*AIM OF THE EXERCISE*
Give back the entire listing verbatim.

*MATERIAL SUPPLIED*
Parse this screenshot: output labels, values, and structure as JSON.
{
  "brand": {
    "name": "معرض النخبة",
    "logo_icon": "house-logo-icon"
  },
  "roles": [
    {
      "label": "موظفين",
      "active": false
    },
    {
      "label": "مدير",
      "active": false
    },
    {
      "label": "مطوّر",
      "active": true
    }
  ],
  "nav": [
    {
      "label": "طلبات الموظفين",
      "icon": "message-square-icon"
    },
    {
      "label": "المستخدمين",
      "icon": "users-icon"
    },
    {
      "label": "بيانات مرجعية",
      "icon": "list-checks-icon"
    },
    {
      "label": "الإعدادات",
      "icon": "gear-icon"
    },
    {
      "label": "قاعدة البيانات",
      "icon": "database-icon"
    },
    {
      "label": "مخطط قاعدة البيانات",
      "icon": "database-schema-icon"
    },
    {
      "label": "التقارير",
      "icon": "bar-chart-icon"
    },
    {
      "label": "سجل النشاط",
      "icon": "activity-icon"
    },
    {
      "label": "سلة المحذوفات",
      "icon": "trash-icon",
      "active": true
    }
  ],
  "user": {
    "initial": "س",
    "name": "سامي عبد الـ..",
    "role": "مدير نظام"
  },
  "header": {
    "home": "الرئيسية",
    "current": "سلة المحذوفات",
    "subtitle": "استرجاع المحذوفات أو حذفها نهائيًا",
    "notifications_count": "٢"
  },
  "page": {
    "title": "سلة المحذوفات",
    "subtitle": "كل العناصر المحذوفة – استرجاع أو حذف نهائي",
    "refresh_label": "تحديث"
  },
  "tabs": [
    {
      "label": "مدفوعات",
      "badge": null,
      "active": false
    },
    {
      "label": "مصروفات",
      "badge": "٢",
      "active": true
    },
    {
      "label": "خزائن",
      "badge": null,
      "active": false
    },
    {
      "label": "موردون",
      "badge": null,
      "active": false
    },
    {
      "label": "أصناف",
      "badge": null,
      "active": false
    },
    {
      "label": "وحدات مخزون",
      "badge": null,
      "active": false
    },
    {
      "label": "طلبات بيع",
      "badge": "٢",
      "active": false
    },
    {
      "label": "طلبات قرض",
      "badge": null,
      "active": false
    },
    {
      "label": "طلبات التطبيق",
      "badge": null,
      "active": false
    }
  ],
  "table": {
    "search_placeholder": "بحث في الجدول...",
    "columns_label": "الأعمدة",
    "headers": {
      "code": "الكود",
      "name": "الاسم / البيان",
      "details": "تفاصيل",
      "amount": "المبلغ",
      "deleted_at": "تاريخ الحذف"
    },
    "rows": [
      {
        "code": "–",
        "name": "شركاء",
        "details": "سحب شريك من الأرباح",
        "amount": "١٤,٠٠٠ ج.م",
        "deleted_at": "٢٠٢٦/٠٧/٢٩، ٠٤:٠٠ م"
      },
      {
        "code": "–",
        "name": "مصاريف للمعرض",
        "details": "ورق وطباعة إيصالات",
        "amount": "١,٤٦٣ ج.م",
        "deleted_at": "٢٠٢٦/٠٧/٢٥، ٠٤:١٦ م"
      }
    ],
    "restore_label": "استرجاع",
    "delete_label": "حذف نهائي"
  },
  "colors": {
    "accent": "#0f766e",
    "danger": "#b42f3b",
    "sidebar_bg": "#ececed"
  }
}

*FULL SOLUTION*
Parse this screenshot: output labels, values, and structure as JSON.
{
  "brand": {
    "name": "معرض النخبة",
    "logo_icon": "house-logo-icon"
  },
  "roles": [
    {
      "label": "موظفين",
      "active": false
    },
    {
      "label": "مدير",
      "active": false
    },
    {
      "label": "مطوّر",
      "active": true
    }
  ],
  "nav": [
    {
      "label": "طلبات الموظفين",
      "icon": "message-square-icon"
    },
    {
      "label": "المستخدمين",
      "icon": "users-icon"
    },
    {
      "label": "بيانات مرجعية",
      "icon": "list-checks-icon"
    },
    {
      "label": "الإعدادات",
      "icon": "gear-icon"
    },
    {
      "label": "قاعدة البيانات",
      "icon": "database-icon"
    },
    {
      "label": "مخطط قاعدة البيانات",
      "icon": "database-schema-icon"
    },
    {
      "label": "التقارير",
      "icon": "bar-chart-icon"
    },
    {
      "label": "سجل النشاط",
      "icon": "activity-icon"
    },
    {
      "label": "سلة المحذوفات",
      "icon": "trash-icon",
      "active": true
    }
  ],
  "user": {
    "initial": "س",
    "name": "سامي عبد الـ..",
    "role": "مدير نظام"
  },
  "header": {
    "home": "الرئيسية",
    "current": "سلة المحذوفات",
    "subtitle": "استرجاع المحذوفات أو حذفها نهائيًا",
    "notifications_count": "٢"
  },
  "page": {
    "title": "سلة المحذوفات",
    "subtitle": "كل العناصر المحذوفة – استرجاع أو حذف نهائي",
    "refresh_label": "تحديث"
  },
  "tabs": [
    {
      "label": "مدفوعات",
      "badge": null,
      "active": false
    },
    {
      "label": "مصروفات",
      "badge": "٢",
      "active": true
    },
    {
      "label": "خزائن",
      "badge": null,
      "active": false
    },
    {
      "label": "موردون",
      "badge": null,
      "active": false
    },
    {
      "label": "أصناف",
      "badge": null,
      "active": false
    },
    {
      "label": "وحدات مخزون",
      "badge": null,
      "active": false
    },
    {
      "label": "طلبات بيع",
      "badge": "٢",
      "active": false
    },
    {
      "label": "طلبات قرض",
      "badge": null,
      "active": false
    },
    {
      "label": "طلبات التطبيق",
      "badge": null,
      "active": false
    }
  ],
  "table": {
    "search_placeholder": "بحث في الجدول...",
    "columns_label": "الأعمدة",
    "headers": {
      "code": "الكود",
      "name": "الاسم / البيان",
      "details": "تفاصيل",
      "amount": "المبلغ",
      "deleted_at": "تاريخ الحذف"
    },
    "rows": [
      {
        "code": "–",
        "name": "شركاء",
        "details": "سحب شريك من الأرباح",
        "amount": "١٤,٠٠٠ ج.م",
        "deleted_at": "٢٠٢٦/٠٧/٢٩، ٠٤:٠٠ م"
      },
      {
        "code": "–",
        "name": "مصاريف للمعرض",
        "details": "ورق وطباعة إيصالات",
        "amount": "١,٤٦٣ ج.م",
        "deleted_at": "٢٠٢٦/٠٧/٢٥، ٠٤:١٦ م"
      }
    ],
    "restore_label": "استرجاع",
    "delete_label": "حذف نهائي"
  },
  "colors": {
    "accent": "#0f766e",
    "danger": "#b42f3b",
    "sidebar_bg": "#ececed"
  }
}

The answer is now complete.